→ **WORK TO DO**
Repeat each line of the material exactly.

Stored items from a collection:
>> Start
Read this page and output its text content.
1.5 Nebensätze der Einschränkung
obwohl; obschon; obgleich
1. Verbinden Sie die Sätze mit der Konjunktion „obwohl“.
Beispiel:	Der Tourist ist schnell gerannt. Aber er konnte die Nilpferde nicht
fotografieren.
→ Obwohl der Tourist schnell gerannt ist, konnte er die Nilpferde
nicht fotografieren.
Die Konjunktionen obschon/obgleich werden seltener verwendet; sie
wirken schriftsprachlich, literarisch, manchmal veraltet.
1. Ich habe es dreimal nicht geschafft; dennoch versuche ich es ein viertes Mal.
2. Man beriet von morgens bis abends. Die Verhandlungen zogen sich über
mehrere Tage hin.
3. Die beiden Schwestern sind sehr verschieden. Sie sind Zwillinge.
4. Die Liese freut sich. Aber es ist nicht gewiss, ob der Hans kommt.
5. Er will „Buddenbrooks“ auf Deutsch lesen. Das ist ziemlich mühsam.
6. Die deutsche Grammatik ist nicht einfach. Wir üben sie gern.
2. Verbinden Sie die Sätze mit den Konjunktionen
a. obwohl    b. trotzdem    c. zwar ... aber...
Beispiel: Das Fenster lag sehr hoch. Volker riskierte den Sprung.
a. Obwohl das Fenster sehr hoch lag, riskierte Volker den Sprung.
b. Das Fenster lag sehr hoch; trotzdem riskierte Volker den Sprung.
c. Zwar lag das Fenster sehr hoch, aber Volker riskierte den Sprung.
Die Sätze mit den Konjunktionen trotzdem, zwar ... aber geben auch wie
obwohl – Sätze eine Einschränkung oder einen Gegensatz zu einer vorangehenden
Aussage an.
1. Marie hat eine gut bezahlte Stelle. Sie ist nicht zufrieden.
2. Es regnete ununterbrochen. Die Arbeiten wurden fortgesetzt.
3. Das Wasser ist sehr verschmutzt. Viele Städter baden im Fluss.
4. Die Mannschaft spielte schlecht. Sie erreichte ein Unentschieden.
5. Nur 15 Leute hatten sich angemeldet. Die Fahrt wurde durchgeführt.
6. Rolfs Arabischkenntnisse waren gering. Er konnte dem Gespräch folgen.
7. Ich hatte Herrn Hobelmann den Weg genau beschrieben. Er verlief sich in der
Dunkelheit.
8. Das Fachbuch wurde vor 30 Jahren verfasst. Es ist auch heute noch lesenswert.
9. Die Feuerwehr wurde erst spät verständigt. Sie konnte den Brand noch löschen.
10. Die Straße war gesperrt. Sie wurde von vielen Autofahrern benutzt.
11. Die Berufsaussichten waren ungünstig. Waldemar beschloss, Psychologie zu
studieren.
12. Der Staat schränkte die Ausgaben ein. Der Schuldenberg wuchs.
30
>> End
→ **RESPONSE TO THE EXERCISE**
Read this page and output its text content.
1.5 Nebensätze der Einschränkung
obwohl; obschon; obgleich
1. Verbinden Sie die Sätze mit der Konjunktion „obwohl“.
Beispiel:	Der Tourist ist schnell gerannt. Aber er konnte die Nilpferde nicht
fotografieren.
→ Obwohl der Tourist schnell gerannt ist, konnte er die Nilpferde
nicht fotografieren.
Die Konjunktionen obschon/obgleich werden seltener verwendet; sie
wirken schriftsprachlich, literarisch, manchmal veraltet.
1. Ich habe es dreimal nicht geschafft; dennoch versuche ich es ein viertes Mal.
2. Man beriet von morgens bis abends. Die Verhandlungen zogen sich über
mehrere Tage hin.
3. Die beiden Schwestern sind sehr verschieden. Sie sind Zwillinge.
4. Die Liese freut sich. Aber es ist nicht gewiss, ob der Hans kommt.
5. Er will „Buddenbrooks“ auf Deutsch lesen. Das ist ziemlich mühsam.
6. Die deutsche Grammatik ist nicht einfach. Wir üben sie gern.
2. Verbinden Sie die Sätze mit den Konjunktionen
a. obwohl    b. trotzdem    c. zwar ... aber...
Beispiel: Das Fenster lag sehr hoch. Volker riskierte den Sprung.
a. Obwohl das Fenster sehr hoch lag, riskierte Volker den Sprung.
b. Das Fenster lag sehr hoch; trotzdem riskierte Volker den Sprung.
c. Zwar lag das Fenster sehr hoch, aber Volker riskierte den Sprung.
Die Sätze mit den Konjunktionen trotzdem, zwar ... aber geben auch wie
obwohl – Sätze eine Einschränkung oder einen Gegensatz zu einer vorangehenden
Aussage an.
1. Marie hat eine gut bezahlte Stelle. Sie ist nicht zufrieden.
2. Es regnete ununterbrochen. Die Arbeiten wurden fortgesetzt.
3. Das Wasser ist sehr verschmutzt. Viele Städter baden im Fluss.
4. Die Mannschaft spielte schlecht. Sie erreichte ein Unentschieden.
5. Nur 15 Leute hatten sich angemeldet. Die Fahrt wurde durchgeführt.
6. Rolfs Arabischkenntnisse waren gering. Er konnte dem Gespräch folgen.
7. Ich hatte Herrn Hobelmann den Weg genau beschrieben. Er verlief sich in der
Dunkelheit.
8. Das Fachbuch wurde vor 30 Jahren verfasst. Es ist auch heute noch lesenswert.
9. Die Feuerwehr wurde erst spät verständigt. Sie konnte den Brand noch löschen.
10. Die Straße war gesperrt. Sie wurde von vielen Autofahrern benutzt.
11. Die Berufsaussichten waren ungünstig. Waldemar beschloss, Psychologie zu
studieren.
12. Der Staat schränkte die Ausgaben ein. Der Schuldenberg wuchs.
30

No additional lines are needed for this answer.